Type out the material below exactly.

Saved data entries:
——————

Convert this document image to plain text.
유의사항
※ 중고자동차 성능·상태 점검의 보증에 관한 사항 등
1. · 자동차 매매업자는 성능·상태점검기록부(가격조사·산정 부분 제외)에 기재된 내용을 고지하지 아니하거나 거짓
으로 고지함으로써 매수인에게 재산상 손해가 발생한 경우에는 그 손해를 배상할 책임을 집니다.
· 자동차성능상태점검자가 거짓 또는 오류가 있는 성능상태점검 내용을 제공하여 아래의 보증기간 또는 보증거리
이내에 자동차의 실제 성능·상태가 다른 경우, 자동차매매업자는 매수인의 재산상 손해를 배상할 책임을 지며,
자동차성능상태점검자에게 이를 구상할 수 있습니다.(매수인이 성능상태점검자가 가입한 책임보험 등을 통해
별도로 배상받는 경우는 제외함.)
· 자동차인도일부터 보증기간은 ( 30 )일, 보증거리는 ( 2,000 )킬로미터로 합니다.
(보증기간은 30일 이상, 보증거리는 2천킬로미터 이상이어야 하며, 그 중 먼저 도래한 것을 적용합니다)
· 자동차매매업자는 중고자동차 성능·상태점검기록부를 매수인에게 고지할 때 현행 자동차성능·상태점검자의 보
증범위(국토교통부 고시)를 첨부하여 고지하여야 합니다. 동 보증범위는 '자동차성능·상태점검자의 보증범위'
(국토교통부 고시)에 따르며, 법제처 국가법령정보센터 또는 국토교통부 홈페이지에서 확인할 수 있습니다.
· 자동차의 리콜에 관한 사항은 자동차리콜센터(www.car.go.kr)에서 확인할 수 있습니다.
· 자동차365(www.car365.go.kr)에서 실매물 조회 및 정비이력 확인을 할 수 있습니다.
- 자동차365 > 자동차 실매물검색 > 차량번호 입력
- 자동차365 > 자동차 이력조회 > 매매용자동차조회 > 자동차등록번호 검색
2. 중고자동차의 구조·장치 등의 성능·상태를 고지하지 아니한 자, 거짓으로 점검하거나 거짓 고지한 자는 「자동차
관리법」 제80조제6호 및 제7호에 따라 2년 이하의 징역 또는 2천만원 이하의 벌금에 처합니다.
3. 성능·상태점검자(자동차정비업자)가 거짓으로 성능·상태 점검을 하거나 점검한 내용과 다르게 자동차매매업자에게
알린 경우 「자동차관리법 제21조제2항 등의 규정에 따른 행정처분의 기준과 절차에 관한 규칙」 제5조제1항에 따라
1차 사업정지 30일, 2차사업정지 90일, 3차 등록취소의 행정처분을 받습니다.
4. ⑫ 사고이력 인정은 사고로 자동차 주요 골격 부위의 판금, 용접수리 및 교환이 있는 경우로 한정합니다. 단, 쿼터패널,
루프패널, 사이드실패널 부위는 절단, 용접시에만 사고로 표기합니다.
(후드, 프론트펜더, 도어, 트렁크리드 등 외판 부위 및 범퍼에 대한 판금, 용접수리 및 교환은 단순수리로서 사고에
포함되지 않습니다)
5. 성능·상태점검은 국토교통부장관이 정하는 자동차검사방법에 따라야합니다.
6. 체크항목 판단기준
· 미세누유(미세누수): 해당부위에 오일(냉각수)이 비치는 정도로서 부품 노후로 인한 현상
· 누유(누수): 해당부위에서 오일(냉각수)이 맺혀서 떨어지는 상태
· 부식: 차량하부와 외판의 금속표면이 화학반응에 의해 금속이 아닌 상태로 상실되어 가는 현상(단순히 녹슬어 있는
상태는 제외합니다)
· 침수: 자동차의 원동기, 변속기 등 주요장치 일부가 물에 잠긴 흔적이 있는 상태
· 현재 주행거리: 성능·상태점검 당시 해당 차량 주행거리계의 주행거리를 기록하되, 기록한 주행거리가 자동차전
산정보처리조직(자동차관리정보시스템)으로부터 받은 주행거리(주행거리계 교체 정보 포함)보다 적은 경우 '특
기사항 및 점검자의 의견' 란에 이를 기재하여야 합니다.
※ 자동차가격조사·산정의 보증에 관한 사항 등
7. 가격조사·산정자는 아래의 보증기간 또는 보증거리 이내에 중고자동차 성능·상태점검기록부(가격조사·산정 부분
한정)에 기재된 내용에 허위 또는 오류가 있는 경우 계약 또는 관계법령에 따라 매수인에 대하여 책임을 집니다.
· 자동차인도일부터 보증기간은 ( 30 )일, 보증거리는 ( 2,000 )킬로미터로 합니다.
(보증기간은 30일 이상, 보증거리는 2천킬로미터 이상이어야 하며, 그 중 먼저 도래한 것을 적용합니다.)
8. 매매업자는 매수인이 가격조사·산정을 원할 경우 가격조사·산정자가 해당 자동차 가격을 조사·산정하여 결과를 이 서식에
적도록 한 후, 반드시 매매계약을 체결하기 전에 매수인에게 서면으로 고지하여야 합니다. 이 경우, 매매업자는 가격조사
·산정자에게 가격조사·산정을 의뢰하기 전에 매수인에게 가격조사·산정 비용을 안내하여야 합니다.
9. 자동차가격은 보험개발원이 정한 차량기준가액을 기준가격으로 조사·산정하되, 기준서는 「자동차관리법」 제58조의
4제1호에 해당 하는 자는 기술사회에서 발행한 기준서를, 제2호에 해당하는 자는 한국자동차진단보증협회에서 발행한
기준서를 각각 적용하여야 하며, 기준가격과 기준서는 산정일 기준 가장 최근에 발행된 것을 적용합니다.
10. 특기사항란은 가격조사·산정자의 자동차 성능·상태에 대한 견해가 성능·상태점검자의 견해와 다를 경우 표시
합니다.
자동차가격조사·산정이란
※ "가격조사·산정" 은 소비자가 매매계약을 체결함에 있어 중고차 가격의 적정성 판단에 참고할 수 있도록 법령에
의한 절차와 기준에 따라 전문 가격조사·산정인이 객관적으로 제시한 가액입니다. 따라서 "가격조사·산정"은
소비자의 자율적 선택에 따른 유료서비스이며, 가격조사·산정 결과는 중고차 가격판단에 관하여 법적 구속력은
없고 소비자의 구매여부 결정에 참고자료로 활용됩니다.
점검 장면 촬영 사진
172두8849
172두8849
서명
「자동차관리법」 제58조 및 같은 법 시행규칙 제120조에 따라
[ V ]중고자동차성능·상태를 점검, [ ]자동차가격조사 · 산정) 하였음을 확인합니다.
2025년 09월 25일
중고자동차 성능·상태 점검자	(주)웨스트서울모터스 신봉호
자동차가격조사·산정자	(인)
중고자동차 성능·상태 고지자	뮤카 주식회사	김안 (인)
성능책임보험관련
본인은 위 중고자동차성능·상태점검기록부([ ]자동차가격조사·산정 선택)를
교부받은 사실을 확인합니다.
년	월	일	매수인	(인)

——————

▸ Finished task
Convert this document image to plain text.
유의사항
※ 중고자동차 성능·상태 점검의 보증에 관한 사항 등
1. · 자동차 매매업자는 성능·상태점검기록부(가격조사·산정 부분 제외)에 기재된 내용을 고지하지 아니하거나 거짓
으로 고지함으로써 매수인에게 재산상 손해가 발생한 경우에는 그 손해를 배상할 책임을 집니다.
· 자동차성능상태점검자가 거짓 또는 오류가 있는 성능상태점검 내용을 제공하여 아래의 보증기간 또는 보증거리
이내에 자동차의 실제 성능·상태가 다른 경우, 자동차매매업자는 매수인의 재산상 손해를 배상할 책임을 지며,
자동차성능상태점검자에게 이를 구상할 수 있습니다.(매수인이 성능상태점검자가 가입한 책임보험 등을 통해
별도로 배상받는 경우는 제외함.)
· 자동차인도일부터 보증기간은 ( 30 )일, 보증거리는 ( 2,000 )킬로미터로 합니다.
(보증기간은 30일 이상, 보증거리는 2천킬로미터 이상이어야 하며, 그 중 먼저 도래한 것을 적용합니다)
· 자동차매매업자는 중고자동차 성능·상태점검기록부를 매수인에게 고지할 때 현행 자동차성능·상태점검자의 보
증범위(국토교통부 고시)를 첨부하여 고지하여야 합니다. 동 보증범위는 '자동차성능·상태점검자의 보증범위'
(국토교통부 고시)에 따르며, 법제처 국가법령정보센터 또는 국토교통부 홈페이지에서 확인할 수 있습니다.
· 자동차의 리콜에 관한 사항은 자동차리콜센터(www.car.go.kr)에서 확인할 수 있습니다.
· 자동차365(www.car365.go.kr)에서 실매물 조회 및 정비이력 확인을 할 수 있습니다.
- 자동차365 > 자동차 실매물검색 > 차량번호 입력
- 자동차365 > 자동차 이력조회 > 매매용자동차조회 > 자동차등록번호 검색
2. 중고자동차의 구조·장치 등의 성능·상태를 고지하지 아니한 자, 거짓으로 점검하거나 거짓 고지한 자는 「자동차
관리법」 제80조제6호 및 제7호에 따라 2년 이하의 징역 또는 2천만원 이하의 벌금에 처합니다.
3. 성능·상태점검자(자동차정비업자)가 거짓으로 성능·상태 점검을 하거나 점검한 내용과 다르게 자동차매매업자에게
알린 경우 「자동차관리법 제21조제2항 등의 규정에 따른 행정처분의 기준과 절차에 관한 규칙」 제5조제1항에 따라
1차 사업정지 30일, 2차사업정지 90일, 3차 등록취소의 행정처분을 받습니다.
4. ⑫ 사고이력 인정은 사고로 자동차 주요 골격 부위의 판금, 용접수리 및 교환이 있는 경우로 한정합니다. 단, 쿼터패널,
루프패널, 사이드실패널 부위는 절단, 용접시에만 사고로 표기합니다.
(후드, 프론트펜더, 도어, 트렁크리드 등 외판 부위 및 범퍼에 대한 판금, 용접수리 및 교환은 단순수리로서 사고에
포함되지 않습니다)
5. 성능·상태점검은 국토교통부장관이 정하는 자동차검사방법에 따라야합니다.
6. 체크항목 판단기준
· 미세누유(미세누수): 해당부위에 오일(냉각수)이 비치는 정도로서 부품 노후로 인한 현상
· 누유(누수): 해당부위에서 오일(냉각수)이 맺혀서 떨어지는 상태
· 부식: 차량하부와 외판의 금속표면이 화학반응에 의해 금속이 아닌 상태로 상실되어 가는 현상(단순히 녹슬어 있는
상태는 제외합니다)
· 침수: 자동차의 원동기, 변속기 등 주요장치 일부가 물에 잠긴 흔적이 있는 상태
· 현재 주행거리: 성능·상태점검 당시 해당 차량 주행거리계의 주행거리를 기록하되, 기록한 주행거리가 자동차전
산정보처리조직(자동차관리정보시스템)으로부터 받은 주행거리(주행거리계 교체 정보 포함)보다 적은 경우 '특
기사항 및 점검자의 의견' 란에 이를 기재하여야 합니다.
※ 자동차가격조사·산정의 보증에 관한 사항 등
7. 가격조사·산정자는 아래의 보증기간 또는 보증거리 이내에 중고자동차 성능·상태점검기록부(가격조사·산정 부분
한정)에 기재된 내용에 허위 또는 오류가 있는 경우 계약 또는 관계법령에 따라 매수인에 대하여 책임을 집니다.
· 자동차인도일부터 보증기간은 ( 30 )일, 보증거리는 ( 2,000 )킬로미터로 합니다.
(보증기간은 30일 이상, 보증거리는 2천킬로미터 이상이어야 하며, 그 중 먼저 도래한 것을 적용합니다.)
8. 매매업자는 매수인이 가격조사·산정을 원할 경우 가격조사·산정자가 해당 자동차 가격을 조사·산정하여 결과를 이 서식에
적도록 한 후, 반드시 매매계약을 체결하기 전에 매수인에게 서면으로 고지하여야 합니다. 이 경우, 매매업자는 가격조사
·산정자에게 가격조사·산정을 의뢰하기 전에 매수인에게 가격조사·산정 비용을 안내하여야 합니다.
9. 자동차가격은 보험개발원이 정한 차량기준가액을 기준가격으로 조사·산정하되, 기준서는 「자동차관리법」 제58조의
4제1호에 해당 하는 자는 기술사회에서 발행한 기준서를, 제2호에 해당하는 자는 한국자동차진단보증협회에서 발행한
기준서를 각각 적용하여야 하며, 기준가격과 기준서는 산정일 기준 가장 최근에 발행된 것을 적용합니다.
10. 특기사항란은 가격조사·산정자의 자동차 성능·상태에 대한 견해가 성능·상태점검자의 견해와 다를 경우 표시
합니다.
자동차가격조사·산정이란
※ "가격조사·산정" 은 소비자가 매매계약을 체결함에 있어 중고차 가격의 적정성 판단에 참고할 수 있도록 법령에
의한 절차와 기준에 따라 전문 가격조사·산정인이 객관적으로 제시한 가액입니다. 따라서 "가격조사·산정"은
소비자의 자율적 선택에 따른 유료서비스이며, 가격조사·산정 결과는 중고차 가격판단에 관하여 법적 구속력은
없고 소비자의 구매여부 결정에 참고자료로 활용됩니다.
점검 장면 촬영 사진
172두8849
172두8849
서명
「자동차관리법」 제58조 및 같은 법 시행규칙 제120조에 따라
[ V ]중고자동차성능·상태를 점검, [ ]자동차가격조사 · 산정) 하였음을 확인합니다.
2025년 09월 25일
중고자동차 성능·상태 점검자	(주)웨스트서울모터스 신봉호
자동차가격조사·산정자	(인)
중고자동차 성능·상태 고지자	뮤카 주식회사	김안 (인)
성능책임보험관련
본인은 위 중고자동차성능·상태점검기록부([ ]자동차가격조사·산정 선택)를
교부받은 사실을 확인합니다.
년	월	일	매수인	(인)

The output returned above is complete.